__What you need to do__:
Make an exact copy of the lines below.

__Materials provided__:
»»

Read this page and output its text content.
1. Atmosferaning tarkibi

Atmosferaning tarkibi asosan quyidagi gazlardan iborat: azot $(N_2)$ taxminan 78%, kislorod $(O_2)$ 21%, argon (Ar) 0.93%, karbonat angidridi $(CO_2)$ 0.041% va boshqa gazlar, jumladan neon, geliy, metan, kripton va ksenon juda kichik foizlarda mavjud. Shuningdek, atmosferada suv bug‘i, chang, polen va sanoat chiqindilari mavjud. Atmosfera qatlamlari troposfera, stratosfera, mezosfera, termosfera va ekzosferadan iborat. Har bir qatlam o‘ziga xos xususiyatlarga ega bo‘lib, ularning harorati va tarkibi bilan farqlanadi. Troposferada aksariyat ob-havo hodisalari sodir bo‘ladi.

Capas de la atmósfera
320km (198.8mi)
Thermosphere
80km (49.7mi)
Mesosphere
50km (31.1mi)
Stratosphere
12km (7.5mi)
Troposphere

««

__Answer to the task__:
Read this page and output its text content.
1. Atmosferaning tarkibi

Atmosferaning tarkibi asosan quyidagi gazlardan iborat: azot $(N_2)$ taxminan 78%, kislorod $(O_2)$ 21%, argon (Ar) 0.93%, karbonat angidridi $(CO_2)$ 0.041% va boshqa gazlar, jumladan neon, geliy, metan, kripton va ksenon juda kichik foizlarda mavjud. Shuningdek, atmosferada suv bug‘i, chang, polen va sanoat chiqindilari mavjud. Atmosfera qatlamlari troposfera, stratosfera, mezosfera, termosfera va ekzosferadan iborat. Har bir qatlam o‘ziga xos xususiyatlarga ega bo‘lib, ularning harorati va tarkibi bilan farqlanadi. Troposferada aksariyat ob-havo hodisalari sodir bo‘ladi.

Capas de la atmósfera
320km (198.8mi)
Thermosphere
80km (49.7mi)
Mesosphere
50km (31.1mi)
Stratosphere
12km (7.5mi)
Troposphere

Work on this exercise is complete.